Provided text:
-- Opening Marker --

Chinese medical education is rising, rapidly but unevenly, from Cultural Revolution rubble.
For scores of years after the first medical school opened in China in 1886, the country progressed in building a medical education system for its fast-growing population. Then 50 years ago, it not only came to a screeching halt, but to a full reversal with the Cultural Revolution.
“Indeed, throughout the decade in question (1966 to 1976), all extant medical schools were effectively shuttered and their faculty disbanded,” write the authors of a new paper describing the history and current status of China’s medical education system. “It was only in the aftermath of the Cultural Revolution and the passing of Chairman Mao Zedong in 1976 that the medical education enterprise embarked on a slow recovery process during which some of the schools affected were allowed to reopen.”
Since then, the pace has quickened considerably to the point where the country has more than 2.1 million practicing physicians and more than 167 civilian medical schools enrolling about 64,000 students. The restoration of a large national system for undergraduate medical education in just 40 years is remarkable, says study corresponding author Eli Adashi, MD, professor of medical science.
“They had to go from 0 to 60 in three seconds,” says Adashi, who has visited China many times since 2008, often to study and to advise colleagues within the system. “They had to cover a lot of ground, and since they are trying to catch up to the rest of the world, they had to go about it fairly quickly. For the hardships and difficulties and hugeness that characterizes China, they’ve done pretty well on the medical school part.”
In addition to Adashi, the authors of the paper in the American Journal of Clinical and Experimental Obstetrics and Gynecology are Nan Du MD’16, now a resident in the pediatrics program at Yale, and Huanling Zhang of Fudan University in Shanghai.

-- Closing Marker --

Source data:
-- Opening Marker --

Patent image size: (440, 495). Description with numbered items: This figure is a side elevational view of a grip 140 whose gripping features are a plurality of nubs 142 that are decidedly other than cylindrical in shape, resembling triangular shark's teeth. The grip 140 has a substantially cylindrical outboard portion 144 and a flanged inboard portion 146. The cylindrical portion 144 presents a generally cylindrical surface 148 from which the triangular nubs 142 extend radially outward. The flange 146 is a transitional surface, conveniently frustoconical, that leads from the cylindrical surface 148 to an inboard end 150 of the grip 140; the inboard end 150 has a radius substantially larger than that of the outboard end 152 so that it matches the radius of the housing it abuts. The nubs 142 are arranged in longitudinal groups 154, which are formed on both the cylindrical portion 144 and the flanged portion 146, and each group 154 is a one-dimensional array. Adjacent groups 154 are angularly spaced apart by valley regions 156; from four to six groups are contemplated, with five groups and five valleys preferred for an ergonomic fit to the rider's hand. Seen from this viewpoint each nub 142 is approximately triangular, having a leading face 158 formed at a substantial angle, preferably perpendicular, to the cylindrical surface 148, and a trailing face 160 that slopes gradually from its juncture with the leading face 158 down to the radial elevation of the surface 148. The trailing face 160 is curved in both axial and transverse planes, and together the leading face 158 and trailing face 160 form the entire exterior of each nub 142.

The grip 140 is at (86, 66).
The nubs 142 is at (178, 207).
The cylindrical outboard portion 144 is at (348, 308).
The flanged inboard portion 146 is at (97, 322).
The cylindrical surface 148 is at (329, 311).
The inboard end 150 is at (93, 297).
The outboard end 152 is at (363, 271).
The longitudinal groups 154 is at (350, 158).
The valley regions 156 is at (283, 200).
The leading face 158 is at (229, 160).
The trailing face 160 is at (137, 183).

-- Closing Marker --

Task brief:
Copy verbatim from the text on Chinese medical education the passage from "Chinese medical education" to "the Cultural Revolution.".

Solution to this task:
Chinese medical education is rising, rapidly but unevenly, from Cultural Revolution rubble.
For scores of years after the first medical school opened in China in 1886, the country progressed in building a medical education system for its fast-growing population. Then 50 years ago, it not only came to a screeching halt, but to a full reversal with the Cultural Revolution.